__Task to complete__:
Give the data below again exactly as written, without its pictures.

__Given records__:
···
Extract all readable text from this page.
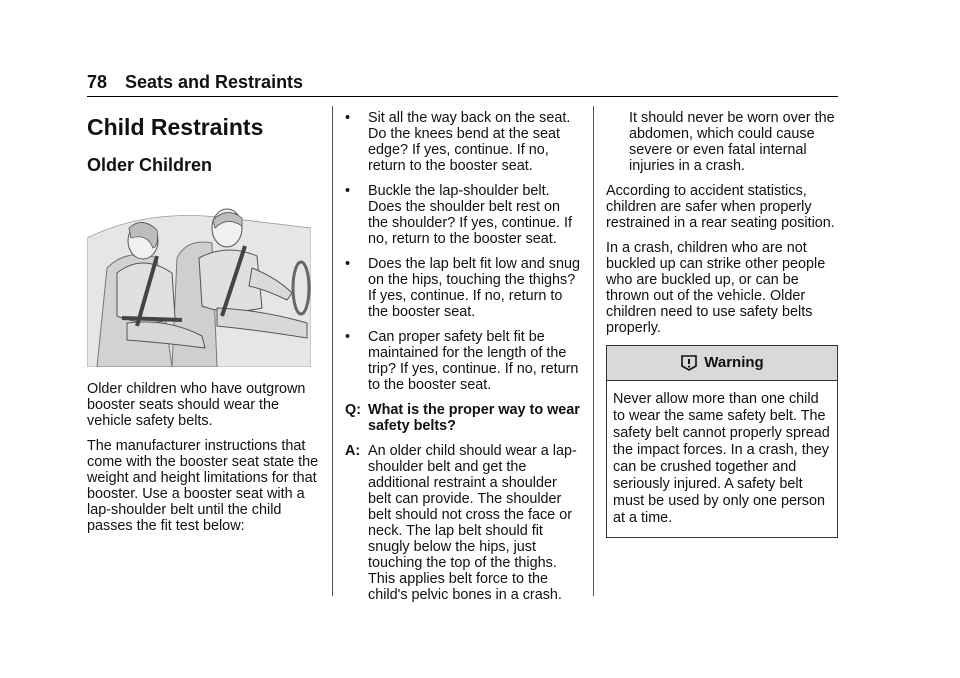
78 Seats and Restraints
Child Restraints
Older Children

Older children who have outgrown booster seats should wear the vehicle safety belts.

The manufacturer instructions that come with the booster seat state the weight and height limitations for that booster. Use a booster seat with a lap-shoulder belt until the child passes the fit test below:

• Sit all the way back on the seat. Do the knees bend at the seat edge? If yes, continue. If no, return to the booster seat.
• Buckle the lap-shoulder belt. Does the shoulder belt rest on the shoulder? If yes, continue. If no, return to the booster seat.
• Does the lap belt fit low and snug on the hips, touching the thighs? If yes, continue. If no, return to the booster seat.
• Can proper safety belt fit be maintained for the length of the trip? If yes, continue. If no, return to the booster seat.
Q: What is the proper way to wear safety belts?
A: An older child should wear a lap-shoulder belt and get the additional restraint a shoulder belt can provide. The shoulder belt should not cross the face or neck. The lap belt should fit snugly below the hips, just touching the top of the thighs. This applies belt force to the child's pelvic bones in a crash.

It should never be worn over the abdomen, which could cause severe or even fatal internal injuries in a crash.

According to accident statistics, children are safer when properly restrained in a rear seating position.

In a crash, children who are not buckled up can strike other people who are buckled up, or can be thrown out of the vehicle. Older children need to use safety belts properly.

Warning
Never allow more than one child to wear the same safety belt. The safety belt cannot properly spread the impact forces. In a crash, they can be crushed together and seriously injured. A safety belt must be used by only one person at a time.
···
__Output for this exercise__:
Extract all readable text from this page.
78 Seats and Restraints
Child Restraints
Older Children

Older children who have outgrown booster seats should wear the vehicle safety belts.

The manufacturer instructions that come with the booster seat state the weight and height limitations for that booster. Use a booster seat with a lap-shoulder belt until the child passes the fit test below:

• Sit all the way back on the seat. Do the knees bend at the seat edge? If yes, continue. If no, return to the booster seat.
• Buckle the lap-shoulder belt. Does the shoulder belt rest on the shoulder? If yes, continue. If no, return to the booster seat.
• Does the lap belt fit low and snug on the hips, touching the thighs? If yes, continue. If no, return to the booster seat.
• Can proper safety belt fit be maintained for the length of the trip? If yes, continue. If no, return to the booster seat.
Q: What is the proper way to wear safety belts?
A: An older child should wear a lap-shoulder belt and get the additional restraint a shoulder belt can provide. The shoulder belt should not cross the face or neck. The lap belt should fit snugly below the hips, just touching the top of the thighs. This applies belt force to the child's pelvic bones in a crash.

It should never be worn over the abdomen, which could cause severe or even fatal internal injuries in a crash.

According to accident statistics, children are safer when properly restrained in a rear seating position.

In a crash, children who are not buckled up can strike other people who are buckled up, or can be thrown out of the vehicle. Older children need to use safety belts properly.

Warning
Never allow more than one child to wear the same safety belt. The safety belt cannot properly spread the impact forces. In a crash, they can be crushed together and seriously injured. A safety belt must be used by only one person at a time.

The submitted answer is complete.